* [Exercise goal]: Your task is to count the lines of the entries below that include the word "Свидание" and to give only the resulting number.

* [Data for the task]:
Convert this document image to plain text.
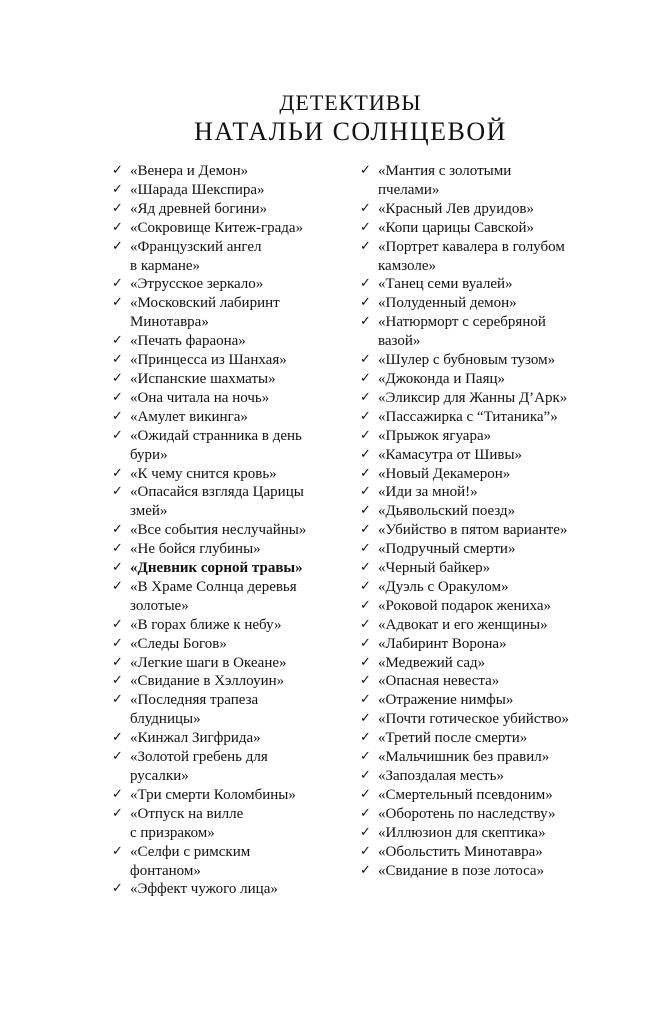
ДЕТЕКТИВЫ
НАТАЛЬИ СОЛНЦЕВОЙ
✓ «Венера и Демон»
✓ «Шарада Шекспира»
✓ «Яд древней богини»
✓ «Сокровище Китеж-града»
✓ «Французский ангел
в кармане»
✓ «Этрусское зеркало»
✓ «Московский лабиринт
Минотавра»
✓ «Печать фараона»
✓ «Принцесса из Шанхая»
✓ «Испанские шахматы»
✓ «Она читала на ночь»
✓ «Амулет викинга»
✓ «Ожидай странника в день
бури»
✓ «К чему снится кровь»
✓ «Опасайся взгляда Царицы
змей»
✓ «Все события неслучайны»
✓ «Не бойся глубины»
✓ «Дневник сорной травы»
✓ «В Храме Солнца деревья
золотые»
✓ «В горах ближе к небу»
✓ «Следы Богов»
✓ «Легкие шаги в Океане»
✓ «Свидание в Хэллоуин»
✓ «Последняя трапеза
блудницы»
✓ «Кинжал Зигфрида»
✓ «Золотой гребень для
русалки»
✓ «Три смерти Коломбины»
✓ «Отпуск на вилле
с призраком»
✓ «Селфи с римским
фонтаном»
✓ «Эффект чужого лица»
✓ «Мантия с золотыми
пчелами»
✓ «Красный Лев друидов»
✓ «Копи царицы Савской»
✓ «Портрет кавалера в голубом
камзоле»
✓ «Танец семи вуалей»
✓ «Полуденный демон»
✓ «Натюрморт с серебряной
вазой»
✓ «Шулер с бубновым тузом»
✓ «Джоконда и Паяц»
✓ «Эликсир для Жанны Д’Арк»
✓ «Пассажирка с “Титаника”»
✓ «Прыжок ягуара»
✓ «Камасутра от Шивы»
✓ «Новый Декамерон»
✓ «Иди за мной!»
✓ «Дьявольский поезд»
✓ «Убийство в пятом варианте»
✓ «Подручный смерти»
✓ «Черный байкер»
✓ «Дуэль с Оракулом»
✓ «Роковой подарок жениха»
✓ «Адвокат и его женщины»
✓ «Лабиринт Ворона»
✓ «Медвежий сад»
✓ «Опасная невеста»
✓ «Отражение нимфы»
✓ «Почти готическое убийство»
✓ «Третий после смерти»
✓ «Мальчишник без правил»
✓ «Запоздалая месть»
✓ «Смертельный псевдоним»
✓ «Оборотень по наследству»
✓ «Иллюзион для скептика»
✓ «Обольстить Минотавра»
✓ «Свидание в позе лотоса»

* [Output for this task]: 2